--- Data supplied ---

┌──

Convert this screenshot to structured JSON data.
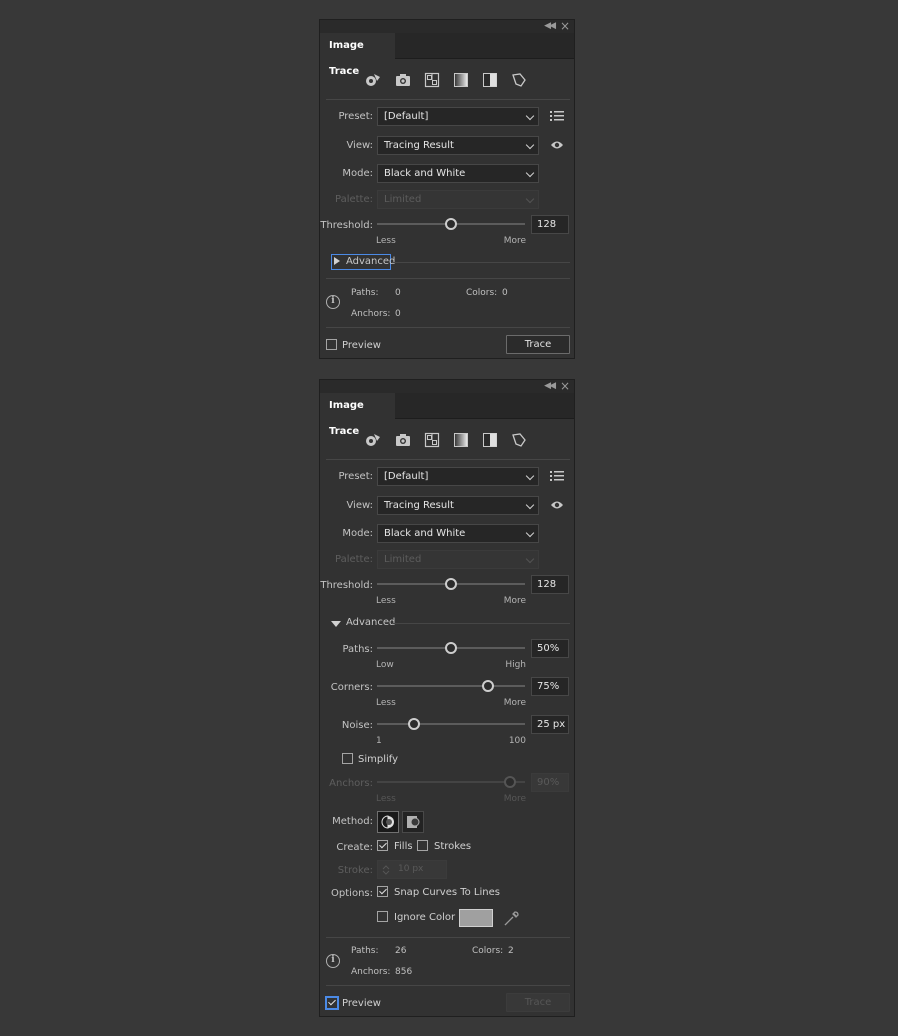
{
  "panel_top": {
    "tab": "Image Trace",
    "preset_label": "Preset:",
    "preset_value": "[Default]",
    "view_label": "View:",
    "view_value": "Tracing Result",
    "mode_label": "Mode:",
    "mode_value": "Black and White",
    "palette_label": "Palette:",
    "palette_value": "Limited",
    "threshold_label": "Threshold:",
    "threshold_value": "128",
    "threshold_level": 0.5,
    "threshold_min": "Less",
    "threshold_max": "More",
    "advanced_label": "Advanced",
    "paths_label": "Paths:",
    "paths_value": "0",
    "colors_label": "Colors:",
    "colors_value": "0",
    "anchors_label": "Anchors:",
    "anchors_value": "0",
    "preview_label": "Preview",
    "preview_checked": false,
    "trace_label": "Trace"
  },
  "panel_bottom": {
    "tab": "Image Trace",
    "preset_label": "Preset:",
    "preset_value": "[Default]",
    "view_label": "View:",
    "view_value": "Tracing Result",
    "mode_label": "Mode:",
    "mode_value": "Black and White",
    "palette_label": "Palette:",
    "palette_value": "Limited",
    "threshold_label": "Threshold:",
    "threshold_value": "128",
    "threshold_level": 0.5,
    "threshold_min": "Less",
    "threshold_max": "More",
    "advanced_label": "Advanced",
    "paths_slider_label": "Paths:",
    "paths_slider_value": "50%",
    "paths_level": 0.5,
    "paths_min": "Low",
    "paths_max": "High",
    "corners_label": "Corners:",
    "corners_value": "75%",
    "corners_level": 0.75,
    "corners_min": "Less",
    "corners_max": "More",
    "noise_label": "Noise:",
    "noise_value": "25 px",
    "noise_level": 0.25,
    "noise_min": "1",
    "noise_max": "100",
    "simplify_label": "Simplify",
    "simplify_checked": false,
    "anchors_slider_label": "Anchors:",
    "anchors_slider_value": "90%",
    "anchors_level": 0.9,
    "anchors_min": "Less",
    "anchors_max": "More",
    "method_label": "Method:",
    "create_label": "Create:",
    "fills_label": "Fills",
    "fills_checked": true,
    "strokes_label": "Strokes",
    "strokes_checked": false,
    "stroke_label": "Stroke:",
    "stroke_value": "10 px",
    "options_label": "Options:",
    "snap_label": "Snap Curves To Lines",
    "snap_checked": true,
    "ignore_label": "Ignore Color",
    "ignore_checked": false,
    "swatch_color": "#a0a0a0",
    "paths_label": "Paths:",
    "paths_value": "26",
    "colors_label": "Colors:",
    "colors_value": "2",
    "anchors_label": "Anchors:",
    "anchors_value": "856",
    "preview_label": "Preview",
    "preview_checked": true,
    "trace_label": "Trace"
  },
  "colors": {
    "accent": "#4b8ae6",
    "panel_bg": "#323232",
    "app_bg": "#383838"
  }
}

└──

--- Directive ---
Extract all the entries word for word; omit any pictures.

--- Solved exercise ---
Convert this screenshot to structured JSON data.
{
  "panel_top": {
    "tab": "Image Trace",
    "preset_label": "Preset:",
    "preset_value": "[Default]",
    "view_label": "View:",
    "view_value": "Tracing Result",
    "mode_label": "Mode:",
    "mode_value": "Black and White",
    "palette_label": "Palette:",
    "palette_value": "Limited",
    "threshold_label": "Threshold:",
    "threshold_value": "128",
    "threshold_level": 0.5,
    "threshold_min": "Less",
    "threshold_max": "More",
    "advanced_label": "Advanced",
    "paths_label": "Paths:",
    "paths_value": "0",
    "colors_label": "Colors:",
    "colors_value": "0",
    "anchors_label": "Anchors:",
    "anchors_value": "0",
    "preview_label": "Preview",
    "preview_checked": false,
    "trace_label": "Trace"
  },
  "panel_bottom": {
    "tab": "Image Trace",
    "preset_label": "Preset:",
    "preset_value": "[Default]",
    "view_label": "View:",
    "view_value": "Tracing Result",
    "mode_label": "Mode:",
    "mode_value": "Black and White",
    "palette_label": "Palette:",
    "palette_value": "Limited",
    "threshold_label": "Threshold:",
    "threshold_value": "128",
    "threshold_level": 0.5,
    "threshold_min": "Less",
    "threshold_max": "More",
    "advanced_label": "Advanced",
    "paths_slider_label": "Paths:",
    "paths_slider_value": "50%",
    "paths_level": 0.5,
    "paths_min": "Low",
    "paths_max": "High",
    "corners_label": "Corners:",
    "corners_value": "75%",
    "corners_level": 0.75,
    "corners_min": "Less",
    "corners_max": "More",
    "noise_label": "Noise:",
    "noise_value": "25 px",
    "noise_level": 0.25,
    "noise_min": "1",
    "noise_max": "100",
    "simplify_label": "Simplify",
    "simplify_checked": false,
    "anchors_slider_label": "Anchors:",
    "anchors_slider_value": "90%",
    "anchors_level": 0.9,
    "anchors_min": "Less",
    "anchors_max": "More",
    "method_label": "Method:",
    "create_label": "Create:",
    "fills_label": "Fills",
    "fills_checked": true,
    "strokes_label": "Strokes",
    "strokes_checked": false,
    "stroke_label": "Stroke:",
    "stroke_value": "10 px",
    "options_label": "Options:",
    "snap_label": "Snap Curves To Lines",
    "snap_checked": true,
    "ignore_label": "Ignore Color",
    "ignore_checked": false,
    "swatch_color": "#a0a0a0",
    "paths_label": "Paths:",
    "paths_value": "26",
    "colors_label": "Colors:",
    "colors_value": "2",
    "anchors_label": "Anchors:",
    "anchors_value": "856",
    "preview_label": "Preview",
    "preview_checked": true,
    "trace_label": "Trace"
  },
  "colors": {
    "accent": "#4b8ae6",
    "panel_bg": "#323232",
    "app_bg": "#383838"
  }
}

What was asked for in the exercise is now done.